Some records
--*--
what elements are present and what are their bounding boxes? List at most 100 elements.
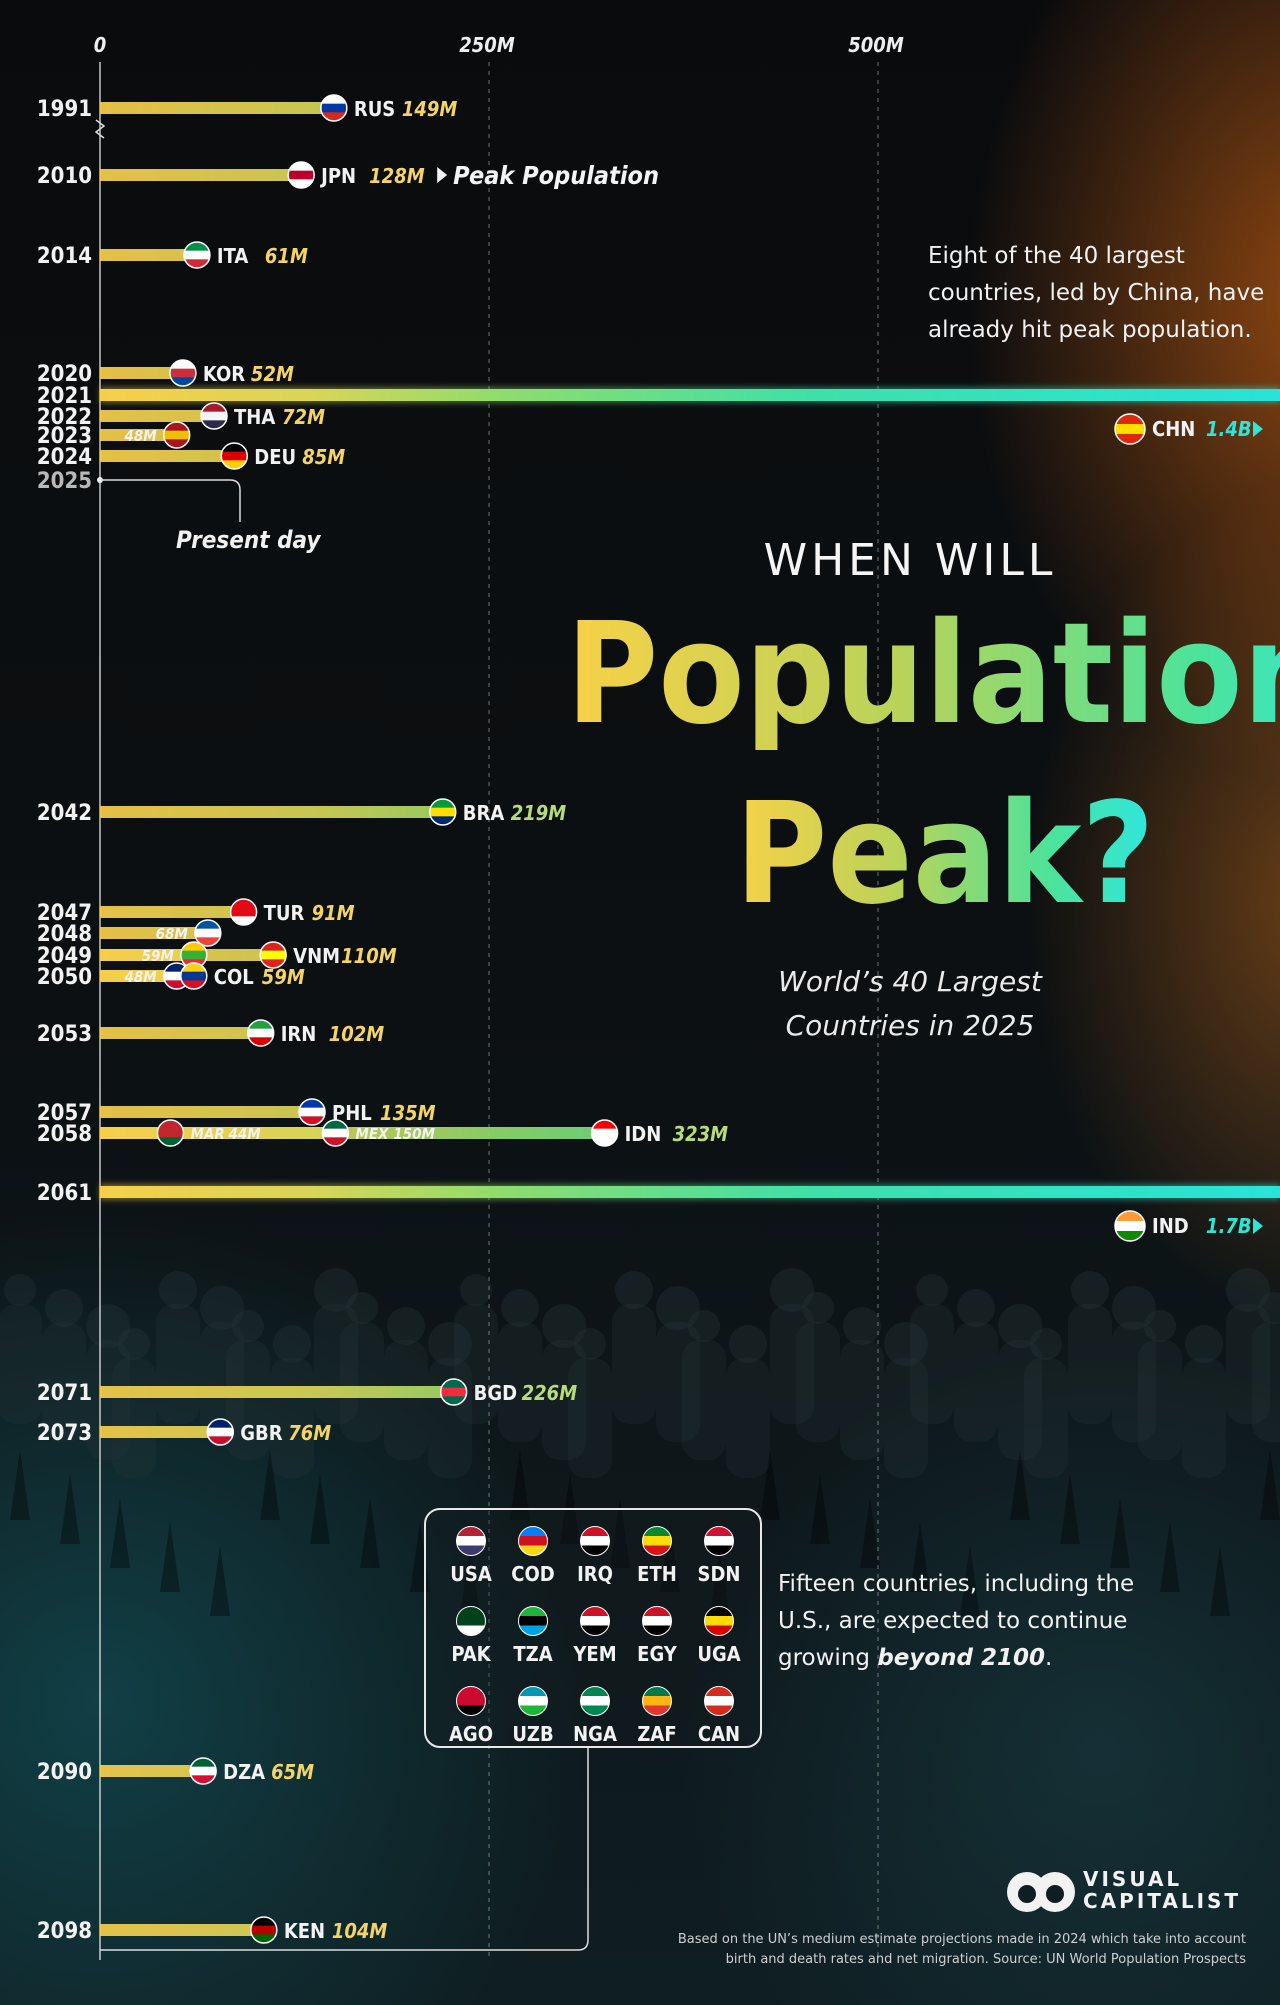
year-label: 2057 (37, 1101, 92, 1126)
year-label: 2050 (37, 965, 92, 990)
crowd-head-decoration (802, 1292, 834, 1324)
crowd-body-decoration (156, 1304, 200, 1424)
country-code-label: DEU (254, 445, 296, 469)
crowd-shadow-decoration (1260, 1450, 1280, 1520)
crowd-shadow-decoration (510, 1450, 530, 1520)
bar-irn (100, 1027, 259, 1039)
value-label: 85M (302, 445, 345, 469)
country-code-label: AGO (449, 1722, 493, 1746)
country-flag-icon (580, 1686, 610, 1716)
country-code-label: SDN (697, 1562, 741, 1586)
peak-note-line: countries, led by China, have (928, 280, 1265, 306)
logo-word: CAPITALIST (1083, 1889, 1242, 1913)
country-code-label: UGA (697, 1642, 741, 1666)
bar-idn (100, 1127, 603, 1139)
crowd-shadow-decoration (960, 1546, 980, 1616)
crowd-shadow-decoration (110, 1498, 130, 1568)
beyond-2100-country: SDN (688, 1526, 750, 1586)
crowd-head-decoration (159, 1271, 197, 1309)
beyond-2100-country: USA (440, 1526, 502, 1586)
country-flag-icon (704, 1606, 734, 1636)
value-label: 68M (156, 925, 189, 943)
crowd-head-decoration (916, 1274, 948, 1306)
country-flag-icon (206, 1418, 235, 1446)
country-code-label: THA (234, 405, 275, 429)
value-label: 65M (271, 1760, 314, 1784)
crowd-head-decoration (843, 1307, 881, 1345)
country-flag-icon (456, 1526, 486, 1556)
country-code-label: IND (1152, 1214, 1189, 1238)
country-flag-icon (518, 1606, 548, 1636)
crowd-shadow-decoration (1010, 1450, 1030, 1520)
beyond-2100-country: UZB (502, 1686, 564, 1746)
crowd-body-decoration (1226, 1304, 1270, 1424)
present-day-connector (100, 479, 241, 522)
crowd-body-decoration (112, 1358, 156, 1478)
country-code-label: BRA (463, 801, 505, 825)
crowd-shadow-decoration (60, 1474, 80, 1544)
beyond-2100-grid: USA COD IRQ ETH SDN PAK TZA YEM EGY UGA AGO UZB NGA Z… (440, 1526, 750, 1746)
crowd-body-decoration (498, 1322, 542, 1442)
beyond-2100-country: YEM (564, 1606, 626, 1666)
crowd-shadow-decoration (360, 1498, 380, 1568)
growth-note-period: . (1045, 1645, 1053, 1671)
crowd-body-decoration (454, 1304, 498, 1424)
country-flag-icon (704, 1526, 734, 1556)
bar-tur (100, 906, 242, 918)
year-label: 2014 (37, 244, 92, 269)
crowd-head-decoration (729, 1325, 767, 1363)
year-label: 2090 (37, 1760, 92, 1785)
visual-capitalist-logo: VISUAL CAPITALIST (1005, 1862, 1241, 1918)
value-label: 149M (402, 97, 458, 121)
beyond-2100-country: AGO (440, 1686, 502, 1746)
logo-word: VISUAL (1083, 1867, 1183, 1891)
value-label: 150M (393, 1125, 435, 1143)
country-flag-icon (456, 1686, 486, 1716)
country-code-label: YEM (573, 1642, 617, 1666)
bar-rus (100, 102, 332, 114)
value-label: 219M (511, 801, 567, 825)
crowd-body-decoration (0, 1304, 42, 1424)
growth-note-text: growing (778, 1645, 878, 1671)
footer-line: Based on the UN’s medium estimate projec… (677, 1932, 1246, 1947)
year-label: 2022 (37, 405, 92, 430)
bar-deu (100, 450, 233, 462)
crowd-shadow-decoration (910, 1522, 930, 1592)
crowd-head-decoration (232, 1310, 264, 1342)
crowd-body-decoration (384, 1340, 428, 1460)
crowd-head-decoration (1185, 1325, 1223, 1363)
crowd-head-decoration (998, 1304, 1042, 1348)
bar-ind (100, 1186, 1280, 1198)
year-label: 2098 (37, 1919, 92, 1944)
crowd-head-decoration (957, 1289, 995, 1327)
peak-note-line: already hit peak population. (928, 317, 1252, 343)
country-code-label: ZAF (637, 1722, 677, 1746)
country-flag-icon (189, 1757, 217, 1785)
country-flag-icon (169, 359, 197, 387)
crowd-body-decoration (270, 1358, 314, 1478)
beyond-2100-country: IRQ (564, 1526, 626, 1586)
crowd-head-decoration (501, 1289, 539, 1327)
value-label: 1.7B (1206, 1214, 1252, 1238)
beyond-2100-country: PAK (440, 1606, 502, 1666)
year-label-present: 2025 (37, 469, 92, 494)
country-code-label: JPN (320, 164, 356, 188)
bar-ken (100, 1924, 262, 1936)
crowd-head-decoration (428, 1322, 472, 1366)
crowd-body-decoration (770, 1304, 814, 1424)
crowd-body-decoration (542, 1340, 586, 1460)
logo-mark-icon (1005, 1862, 1077, 1918)
crowd-body-decoration (1182, 1358, 1226, 1478)
value-label: 226M (522, 1381, 578, 1405)
crowd-body-decoration (340, 1322, 384, 1442)
year-label: 2049 (37, 944, 92, 969)
country-code-label: MEX (355, 1125, 389, 1143)
crowd-head-decoration (4, 1274, 36, 1306)
beyond-2100-country: TZA (502, 1606, 564, 1666)
country-code-label: CHN (1152, 417, 1195, 441)
crowd-body-decoration (568, 1358, 612, 1478)
country-flag-icon (580, 1526, 610, 1556)
crowd-body-decoration (682, 1340, 726, 1460)
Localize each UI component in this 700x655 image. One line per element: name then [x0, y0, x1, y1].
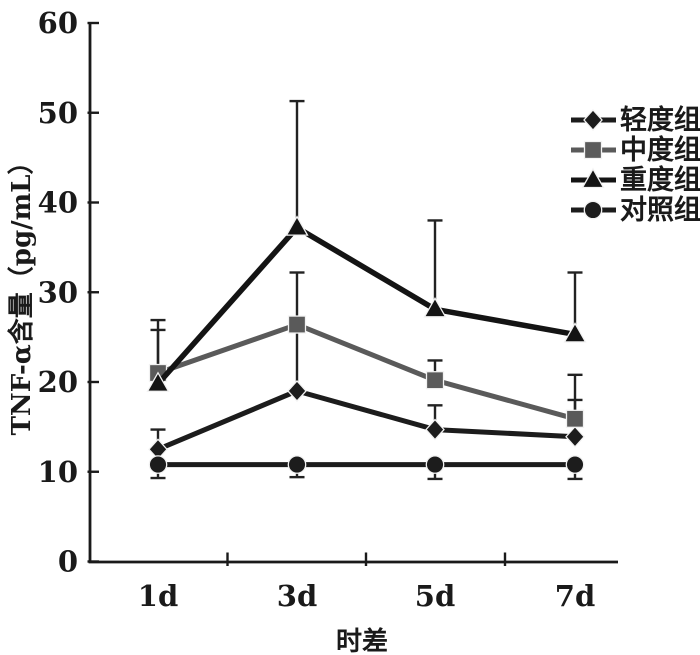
--*--
● REQUIREMENT: Extract every line from the rows above without altering any of it, and leave the pictures out.

● TASK OUTPUT:
what elements are present and what are their bounding boxes? List at most 100 elements.
year-label: 2057 (37, 1101, 92, 1126)
year-label: 2050 (37, 965, 92, 990)
crowd-head-decoration (802, 1292, 834, 1324)
crowd-body-decoration (156, 1304, 200, 1424)
country-code-label: DEU (254, 445, 296, 469)
crowd-shadow-decoration (1260, 1450, 1280, 1520)
crowd-shadow-decoration (510, 1450, 530, 1520)
bar-irn (100, 1027, 259, 1039)
value-label: 85M (302, 445, 345, 469)
country-code-label: AGO (449, 1722, 493, 1746)
country-flag-icon (580, 1686, 610, 1716)
country-code-label: SDN (697, 1562, 741, 1586)
peak-note-line: countries, led by China, have (928, 280, 1265, 306)
logo-word: CAPITALIST (1083, 1889, 1242, 1913)
country-code-label: UGA (697, 1642, 741, 1666)
bar-idn (100, 1127, 603, 1139)
crowd-shadow-decoration (960, 1546, 980, 1616)
crowd-shadow-decoration (110, 1498, 130, 1568)
beyond-2100-country: SDN (688, 1526, 750, 1586)
crowd-head-decoration (159, 1271, 197, 1309)
beyond-2100-country: USA (440, 1526, 502, 1586)
country-flag-icon (704, 1606, 734, 1636)
value-label: 68M (156, 925, 189, 943)
crowd-head-decoration (916, 1274, 948, 1306)
country-flag-icon (206, 1418, 235, 1446)
country-code-label: THA (234, 405, 275, 429)
value-label: 65M (271, 1760, 314, 1784)
crowd-head-decoration (843, 1307, 881, 1345)
country-flag-icon (456, 1526, 486, 1556)
country-code-label: IND (1152, 1214, 1189, 1238)
country-flag-icon (518, 1606, 548, 1636)
crowd-shadow-decoration (1010, 1450, 1030, 1520)
beyond-2100-country: UZB (502, 1686, 564, 1746)
crowd-body-decoration (1226, 1304, 1270, 1424)
present-day-connector (100, 479, 241, 522)
crowd-body-decoration (112, 1358, 156, 1478)
country-code-label: BRA (463, 801, 505, 825)
crowd-shadow-decoration (60, 1474, 80, 1544)
beyond-2100-grid: USA COD IRQ ETH SDN PAK TZA YEM EGY UGA AGO UZB NGA Z… (440, 1526, 750, 1746)
crowd-body-decoration (498, 1322, 542, 1442)
beyond-2100-country: YEM (564, 1606, 626, 1666)
crowd-shadow-decoration (360, 1498, 380, 1568)
growth-note-period: . (1045, 1645, 1053, 1671)
crowd-body-decoration (454, 1304, 498, 1424)
country-flag-icon (704, 1526, 734, 1556)
bar-tur (100, 906, 242, 918)
year-label: 2014 (37, 244, 92, 269)
crowd-head-decoration (729, 1325, 767, 1363)
year-label: 2090 (37, 1760, 92, 1785)
visual-capitalist-logo: VISUAL CAPITALIST (1005, 1862, 1241, 1918)
value-label: 149M (402, 97, 458, 121)
beyond-2100-country: AGO (440, 1686, 502, 1746)
logo-word: VISUAL (1083, 1867, 1183, 1891)
value-label: 150M (393, 1125, 435, 1143)
country-flag-icon (456, 1686, 486, 1716)
country-code-label: YEM (573, 1642, 617, 1666)
bar-rus (100, 102, 332, 114)
value-label: 219M (511, 801, 567, 825)
crowd-body-decoration (0, 1304, 42, 1424)
growth-note-text: growing (778, 1645, 878, 1671)
footer-line: Based on the UN’s medium estimate projec… (677, 1932, 1246, 1947)
year-label: 2022 (37, 405, 92, 430)
bar-deu (100, 450, 233, 462)
crowd-shadow-decoration (910, 1522, 930, 1592)
crowd-head-decoration (232, 1310, 264, 1342)
crowd-body-decoration (384, 1340, 428, 1460)
crowd-head-decoration (1185, 1325, 1223, 1363)
crowd-head-decoration (998, 1304, 1042, 1348)
bar-ind (100, 1186, 1280, 1198)
year-label: 2098 (37, 1919, 92, 1944)
crowd-head-decoration (957, 1289, 995, 1327)
peak-note-line: already hit peak population. (928, 317, 1252, 343)
country-code-label: ZAF (637, 1722, 677, 1746)
country-flag-icon (189, 1757, 217, 1785)
country-flag-icon (169, 359, 197, 387)
crowd-body-decoration (270, 1358, 314, 1478)
beyond-2100-country: IRQ (564, 1526, 626, 1586)
crowd-head-decoration (501, 1289, 539, 1327)
value-label: 1.7B (1206, 1214, 1252, 1238)
beyond-2100-country: PAK (440, 1606, 502, 1666)
year-label-present: 2025 (37, 469, 92, 494)
country-code-label: JPN (320, 164, 356, 188)
bar-ken (100, 1924, 262, 1936)
crowd-head-decoration (428, 1322, 472, 1366)
crowd-body-decoration (770, 1304, 814, 1424)
crowd-body-decoration (542, 1340, 586, 1460)
logo-mark-icon (1005, 1862, 1077, 1918)
crowd-body-decoration (1182, 1358, 1226, 1478)
value-label: 226M (522, 1381, 578, 1405)
crowd-body-decoration (340, 1322, 384, 1442)
year-label: 2049 (37, 944, 92, 969)
country-code-label: MEX (355, 1125, 389, 1143)
crowd-head-decoration (4, 1274, 36, 1306)
beyond-2100-country: TZA (502, 1606, 564, 1666)
country-code-label: CHN (1152, 417, 1195, 441)
crowd-body-decoration (568, 1358, 612, 1478)
country-flag-icon (580, 1526, 610, 1556)
crowd-body-decoration (682, 1340, 726, 1460)
Localize each UI component in this 700x655 image. One line per element: name then [x0, y0, x1, y1].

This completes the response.